**Dataset extract**
▬▬▬▬▬▬▬▬▬▬

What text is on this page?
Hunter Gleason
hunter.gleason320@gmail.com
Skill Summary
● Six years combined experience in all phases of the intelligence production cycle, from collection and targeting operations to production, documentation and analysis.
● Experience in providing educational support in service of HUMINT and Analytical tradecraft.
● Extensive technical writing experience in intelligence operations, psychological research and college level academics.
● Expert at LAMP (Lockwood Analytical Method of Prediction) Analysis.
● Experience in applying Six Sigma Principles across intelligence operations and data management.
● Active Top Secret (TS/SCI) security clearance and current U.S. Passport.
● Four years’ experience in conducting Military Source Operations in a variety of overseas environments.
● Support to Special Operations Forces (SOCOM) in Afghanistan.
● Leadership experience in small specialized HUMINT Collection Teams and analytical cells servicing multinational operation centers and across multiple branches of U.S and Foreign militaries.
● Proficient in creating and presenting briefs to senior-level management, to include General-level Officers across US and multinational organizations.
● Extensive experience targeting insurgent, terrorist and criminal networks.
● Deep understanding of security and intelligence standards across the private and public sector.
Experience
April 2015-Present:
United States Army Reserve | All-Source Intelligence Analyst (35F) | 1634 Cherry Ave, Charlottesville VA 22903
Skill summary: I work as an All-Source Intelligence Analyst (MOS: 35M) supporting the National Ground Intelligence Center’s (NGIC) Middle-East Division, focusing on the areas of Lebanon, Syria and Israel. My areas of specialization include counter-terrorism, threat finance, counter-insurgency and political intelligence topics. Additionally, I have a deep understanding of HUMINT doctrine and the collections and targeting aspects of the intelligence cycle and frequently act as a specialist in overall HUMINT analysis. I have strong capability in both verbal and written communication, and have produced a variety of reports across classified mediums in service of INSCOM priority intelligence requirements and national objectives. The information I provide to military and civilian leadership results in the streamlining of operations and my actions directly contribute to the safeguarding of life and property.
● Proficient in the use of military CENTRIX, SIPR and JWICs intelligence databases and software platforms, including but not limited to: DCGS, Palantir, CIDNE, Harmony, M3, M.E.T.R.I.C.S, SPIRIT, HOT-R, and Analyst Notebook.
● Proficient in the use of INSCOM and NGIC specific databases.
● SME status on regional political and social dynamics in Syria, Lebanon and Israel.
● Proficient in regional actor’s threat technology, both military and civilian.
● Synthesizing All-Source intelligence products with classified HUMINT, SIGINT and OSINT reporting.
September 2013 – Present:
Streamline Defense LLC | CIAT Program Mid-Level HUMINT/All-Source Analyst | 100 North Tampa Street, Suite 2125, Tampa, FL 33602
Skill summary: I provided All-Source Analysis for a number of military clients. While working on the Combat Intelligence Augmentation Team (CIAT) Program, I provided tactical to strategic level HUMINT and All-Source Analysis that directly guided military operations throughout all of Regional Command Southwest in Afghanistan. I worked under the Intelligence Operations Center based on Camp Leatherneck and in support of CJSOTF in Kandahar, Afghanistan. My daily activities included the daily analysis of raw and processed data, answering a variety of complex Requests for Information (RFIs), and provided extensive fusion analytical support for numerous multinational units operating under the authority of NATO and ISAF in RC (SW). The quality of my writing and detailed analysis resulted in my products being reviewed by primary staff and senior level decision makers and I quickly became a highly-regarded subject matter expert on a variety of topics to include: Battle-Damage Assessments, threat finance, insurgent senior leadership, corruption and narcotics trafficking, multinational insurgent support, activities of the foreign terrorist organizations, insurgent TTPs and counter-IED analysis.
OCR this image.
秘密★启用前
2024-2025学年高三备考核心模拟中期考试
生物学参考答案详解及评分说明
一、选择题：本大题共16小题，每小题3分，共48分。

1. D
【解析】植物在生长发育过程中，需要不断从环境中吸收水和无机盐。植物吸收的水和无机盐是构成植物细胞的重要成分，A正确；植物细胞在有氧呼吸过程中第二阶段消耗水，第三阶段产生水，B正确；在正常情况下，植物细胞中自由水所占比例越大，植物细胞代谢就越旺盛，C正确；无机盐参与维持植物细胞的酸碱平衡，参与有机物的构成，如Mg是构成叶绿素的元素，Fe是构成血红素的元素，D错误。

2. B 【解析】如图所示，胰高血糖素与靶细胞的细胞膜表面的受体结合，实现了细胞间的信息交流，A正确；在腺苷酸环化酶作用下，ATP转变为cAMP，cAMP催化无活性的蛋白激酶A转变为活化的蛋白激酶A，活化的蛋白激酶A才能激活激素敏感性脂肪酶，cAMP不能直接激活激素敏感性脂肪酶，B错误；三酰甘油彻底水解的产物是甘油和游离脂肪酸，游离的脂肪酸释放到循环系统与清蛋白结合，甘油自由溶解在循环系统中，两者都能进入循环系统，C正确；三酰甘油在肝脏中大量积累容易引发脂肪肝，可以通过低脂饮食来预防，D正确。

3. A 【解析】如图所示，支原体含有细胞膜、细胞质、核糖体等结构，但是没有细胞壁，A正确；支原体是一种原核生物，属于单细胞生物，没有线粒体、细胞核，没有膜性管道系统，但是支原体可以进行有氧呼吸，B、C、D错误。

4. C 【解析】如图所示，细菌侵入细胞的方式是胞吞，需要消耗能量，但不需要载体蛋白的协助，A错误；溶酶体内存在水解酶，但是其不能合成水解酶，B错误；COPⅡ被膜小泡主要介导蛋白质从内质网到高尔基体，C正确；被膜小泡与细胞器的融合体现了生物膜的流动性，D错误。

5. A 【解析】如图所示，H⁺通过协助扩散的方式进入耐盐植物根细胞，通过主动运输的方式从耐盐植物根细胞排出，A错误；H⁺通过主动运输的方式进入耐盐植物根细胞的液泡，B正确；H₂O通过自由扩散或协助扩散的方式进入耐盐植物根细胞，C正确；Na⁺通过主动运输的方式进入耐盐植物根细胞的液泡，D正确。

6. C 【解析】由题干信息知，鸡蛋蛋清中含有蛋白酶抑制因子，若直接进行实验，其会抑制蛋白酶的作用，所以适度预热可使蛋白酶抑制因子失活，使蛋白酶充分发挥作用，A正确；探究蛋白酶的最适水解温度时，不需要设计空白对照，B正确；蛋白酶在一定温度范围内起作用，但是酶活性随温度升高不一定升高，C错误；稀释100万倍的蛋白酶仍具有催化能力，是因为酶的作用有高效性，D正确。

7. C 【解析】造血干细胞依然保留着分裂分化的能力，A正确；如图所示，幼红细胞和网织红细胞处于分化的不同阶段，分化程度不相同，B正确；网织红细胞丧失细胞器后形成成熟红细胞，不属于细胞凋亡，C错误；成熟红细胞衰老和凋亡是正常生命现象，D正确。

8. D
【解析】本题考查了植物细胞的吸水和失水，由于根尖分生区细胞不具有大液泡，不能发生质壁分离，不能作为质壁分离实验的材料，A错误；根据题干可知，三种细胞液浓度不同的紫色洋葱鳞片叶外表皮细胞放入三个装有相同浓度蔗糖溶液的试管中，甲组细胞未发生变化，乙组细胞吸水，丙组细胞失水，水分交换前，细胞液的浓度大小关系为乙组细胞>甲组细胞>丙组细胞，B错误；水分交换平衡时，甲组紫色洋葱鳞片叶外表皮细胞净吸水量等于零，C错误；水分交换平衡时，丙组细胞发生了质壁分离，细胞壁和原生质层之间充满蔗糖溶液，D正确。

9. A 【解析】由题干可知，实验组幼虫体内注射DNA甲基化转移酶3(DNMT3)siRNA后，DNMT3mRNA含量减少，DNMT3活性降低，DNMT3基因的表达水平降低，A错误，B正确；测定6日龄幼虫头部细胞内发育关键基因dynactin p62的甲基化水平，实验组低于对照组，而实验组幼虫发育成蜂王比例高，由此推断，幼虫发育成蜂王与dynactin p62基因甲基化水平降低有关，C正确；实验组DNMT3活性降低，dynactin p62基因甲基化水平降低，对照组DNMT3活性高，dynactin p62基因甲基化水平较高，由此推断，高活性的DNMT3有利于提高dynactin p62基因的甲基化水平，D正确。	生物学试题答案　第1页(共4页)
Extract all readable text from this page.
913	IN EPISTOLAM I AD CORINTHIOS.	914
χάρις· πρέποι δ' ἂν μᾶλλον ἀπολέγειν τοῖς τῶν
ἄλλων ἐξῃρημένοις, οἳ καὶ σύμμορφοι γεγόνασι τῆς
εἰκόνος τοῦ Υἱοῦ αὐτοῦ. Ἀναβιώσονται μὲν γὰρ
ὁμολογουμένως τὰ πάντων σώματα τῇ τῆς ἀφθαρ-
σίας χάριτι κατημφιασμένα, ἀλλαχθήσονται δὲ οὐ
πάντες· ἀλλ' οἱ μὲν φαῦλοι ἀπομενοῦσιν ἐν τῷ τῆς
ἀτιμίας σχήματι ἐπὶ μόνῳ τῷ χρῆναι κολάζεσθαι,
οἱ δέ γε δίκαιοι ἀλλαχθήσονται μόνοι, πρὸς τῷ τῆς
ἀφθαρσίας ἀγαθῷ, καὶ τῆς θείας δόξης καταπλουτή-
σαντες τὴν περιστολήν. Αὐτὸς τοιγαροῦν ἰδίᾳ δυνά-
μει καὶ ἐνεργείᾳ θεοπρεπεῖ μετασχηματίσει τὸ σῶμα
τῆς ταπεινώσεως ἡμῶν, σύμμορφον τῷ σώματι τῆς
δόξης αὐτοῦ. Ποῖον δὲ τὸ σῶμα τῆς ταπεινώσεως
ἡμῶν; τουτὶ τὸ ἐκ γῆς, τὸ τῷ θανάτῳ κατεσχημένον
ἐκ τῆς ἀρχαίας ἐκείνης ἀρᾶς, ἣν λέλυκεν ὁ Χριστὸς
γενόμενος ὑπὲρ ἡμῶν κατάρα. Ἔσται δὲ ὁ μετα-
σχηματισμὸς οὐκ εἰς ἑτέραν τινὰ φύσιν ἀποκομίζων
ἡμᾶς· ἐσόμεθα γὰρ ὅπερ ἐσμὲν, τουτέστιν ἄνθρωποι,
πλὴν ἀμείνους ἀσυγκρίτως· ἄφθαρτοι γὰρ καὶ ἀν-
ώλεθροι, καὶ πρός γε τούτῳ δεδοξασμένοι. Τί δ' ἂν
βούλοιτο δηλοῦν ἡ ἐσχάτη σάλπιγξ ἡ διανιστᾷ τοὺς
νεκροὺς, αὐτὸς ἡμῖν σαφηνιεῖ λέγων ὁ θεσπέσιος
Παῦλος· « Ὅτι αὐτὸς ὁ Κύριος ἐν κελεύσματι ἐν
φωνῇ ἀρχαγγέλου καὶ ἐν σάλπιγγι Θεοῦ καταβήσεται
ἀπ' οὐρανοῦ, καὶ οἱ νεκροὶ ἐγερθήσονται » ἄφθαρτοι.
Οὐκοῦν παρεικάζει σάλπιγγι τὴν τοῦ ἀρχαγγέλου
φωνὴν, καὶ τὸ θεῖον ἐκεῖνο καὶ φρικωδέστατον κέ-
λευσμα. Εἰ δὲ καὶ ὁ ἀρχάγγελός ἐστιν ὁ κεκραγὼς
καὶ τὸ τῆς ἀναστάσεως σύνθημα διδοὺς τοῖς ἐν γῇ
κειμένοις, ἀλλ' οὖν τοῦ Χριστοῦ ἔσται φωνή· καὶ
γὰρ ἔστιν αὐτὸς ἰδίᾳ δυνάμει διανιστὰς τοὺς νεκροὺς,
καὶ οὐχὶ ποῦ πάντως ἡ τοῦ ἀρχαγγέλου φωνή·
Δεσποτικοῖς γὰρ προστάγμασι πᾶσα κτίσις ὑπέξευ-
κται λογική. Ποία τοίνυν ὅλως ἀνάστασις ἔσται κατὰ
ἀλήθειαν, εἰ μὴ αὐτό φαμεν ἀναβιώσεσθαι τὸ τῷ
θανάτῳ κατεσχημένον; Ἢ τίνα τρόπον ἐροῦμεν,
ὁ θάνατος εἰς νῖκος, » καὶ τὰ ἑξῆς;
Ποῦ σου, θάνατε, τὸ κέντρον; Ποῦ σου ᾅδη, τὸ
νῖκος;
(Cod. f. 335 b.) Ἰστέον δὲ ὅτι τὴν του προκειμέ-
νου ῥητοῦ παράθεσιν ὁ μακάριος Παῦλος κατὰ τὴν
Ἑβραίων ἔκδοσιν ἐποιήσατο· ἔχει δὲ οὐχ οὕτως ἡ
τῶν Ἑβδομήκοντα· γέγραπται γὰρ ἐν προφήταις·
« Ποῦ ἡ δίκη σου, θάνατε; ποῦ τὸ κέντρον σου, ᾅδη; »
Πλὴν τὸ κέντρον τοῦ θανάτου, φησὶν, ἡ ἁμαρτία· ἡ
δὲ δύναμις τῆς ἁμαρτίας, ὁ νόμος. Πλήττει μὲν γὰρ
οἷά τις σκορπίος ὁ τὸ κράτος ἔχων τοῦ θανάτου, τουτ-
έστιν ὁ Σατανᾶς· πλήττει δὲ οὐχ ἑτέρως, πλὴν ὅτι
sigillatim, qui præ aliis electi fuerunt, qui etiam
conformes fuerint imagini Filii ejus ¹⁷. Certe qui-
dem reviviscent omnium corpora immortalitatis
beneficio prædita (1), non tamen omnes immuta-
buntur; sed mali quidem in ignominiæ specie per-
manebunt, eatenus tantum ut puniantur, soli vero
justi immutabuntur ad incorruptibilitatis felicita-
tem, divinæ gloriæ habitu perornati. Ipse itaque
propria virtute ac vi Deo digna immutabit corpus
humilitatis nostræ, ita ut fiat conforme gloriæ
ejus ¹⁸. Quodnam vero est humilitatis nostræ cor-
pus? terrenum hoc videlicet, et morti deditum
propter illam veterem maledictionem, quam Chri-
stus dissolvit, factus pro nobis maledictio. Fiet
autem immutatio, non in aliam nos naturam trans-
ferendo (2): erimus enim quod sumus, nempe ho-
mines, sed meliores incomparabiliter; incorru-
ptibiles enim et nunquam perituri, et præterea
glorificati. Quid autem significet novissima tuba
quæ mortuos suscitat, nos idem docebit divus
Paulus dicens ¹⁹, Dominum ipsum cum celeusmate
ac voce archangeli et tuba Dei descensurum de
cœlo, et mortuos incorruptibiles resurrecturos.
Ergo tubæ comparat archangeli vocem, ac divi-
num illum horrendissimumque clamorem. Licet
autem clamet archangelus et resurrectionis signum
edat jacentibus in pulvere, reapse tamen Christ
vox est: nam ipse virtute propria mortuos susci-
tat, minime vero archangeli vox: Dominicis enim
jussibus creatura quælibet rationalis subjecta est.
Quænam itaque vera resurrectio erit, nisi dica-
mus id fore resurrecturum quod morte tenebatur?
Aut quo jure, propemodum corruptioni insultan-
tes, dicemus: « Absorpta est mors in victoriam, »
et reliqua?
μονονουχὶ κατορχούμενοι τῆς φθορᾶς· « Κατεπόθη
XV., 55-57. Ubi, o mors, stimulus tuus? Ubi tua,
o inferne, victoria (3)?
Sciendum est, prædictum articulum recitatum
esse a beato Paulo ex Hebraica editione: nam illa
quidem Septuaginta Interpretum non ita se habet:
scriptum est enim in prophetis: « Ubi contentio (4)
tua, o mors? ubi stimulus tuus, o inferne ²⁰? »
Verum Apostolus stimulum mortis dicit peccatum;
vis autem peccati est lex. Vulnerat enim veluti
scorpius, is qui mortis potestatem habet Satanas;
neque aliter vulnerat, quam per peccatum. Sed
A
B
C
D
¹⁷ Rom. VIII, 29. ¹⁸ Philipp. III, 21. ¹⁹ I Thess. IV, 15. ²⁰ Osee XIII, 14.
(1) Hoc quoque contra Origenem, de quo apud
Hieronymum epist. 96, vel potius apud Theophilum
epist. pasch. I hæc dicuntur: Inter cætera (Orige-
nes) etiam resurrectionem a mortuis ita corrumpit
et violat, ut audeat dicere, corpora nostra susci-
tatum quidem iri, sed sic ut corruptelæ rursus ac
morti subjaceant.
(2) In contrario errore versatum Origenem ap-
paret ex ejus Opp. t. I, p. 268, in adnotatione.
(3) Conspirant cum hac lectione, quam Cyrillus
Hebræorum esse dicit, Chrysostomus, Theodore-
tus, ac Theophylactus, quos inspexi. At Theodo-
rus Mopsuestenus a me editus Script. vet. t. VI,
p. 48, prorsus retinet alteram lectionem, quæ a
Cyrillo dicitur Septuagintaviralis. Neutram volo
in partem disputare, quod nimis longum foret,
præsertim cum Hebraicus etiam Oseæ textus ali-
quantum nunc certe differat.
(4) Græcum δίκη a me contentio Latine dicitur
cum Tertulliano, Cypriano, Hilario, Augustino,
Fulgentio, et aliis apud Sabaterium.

▬▬▬▬▬▬▬▬▬▬

**Problem**
Find each line above that contains "security", and copy those lines.

**Your response**
● Active Top Secret (TS/SCI) security clearance and current U.S. Passport.
● Deep understanding of security and intelligence standards across the private and public sector.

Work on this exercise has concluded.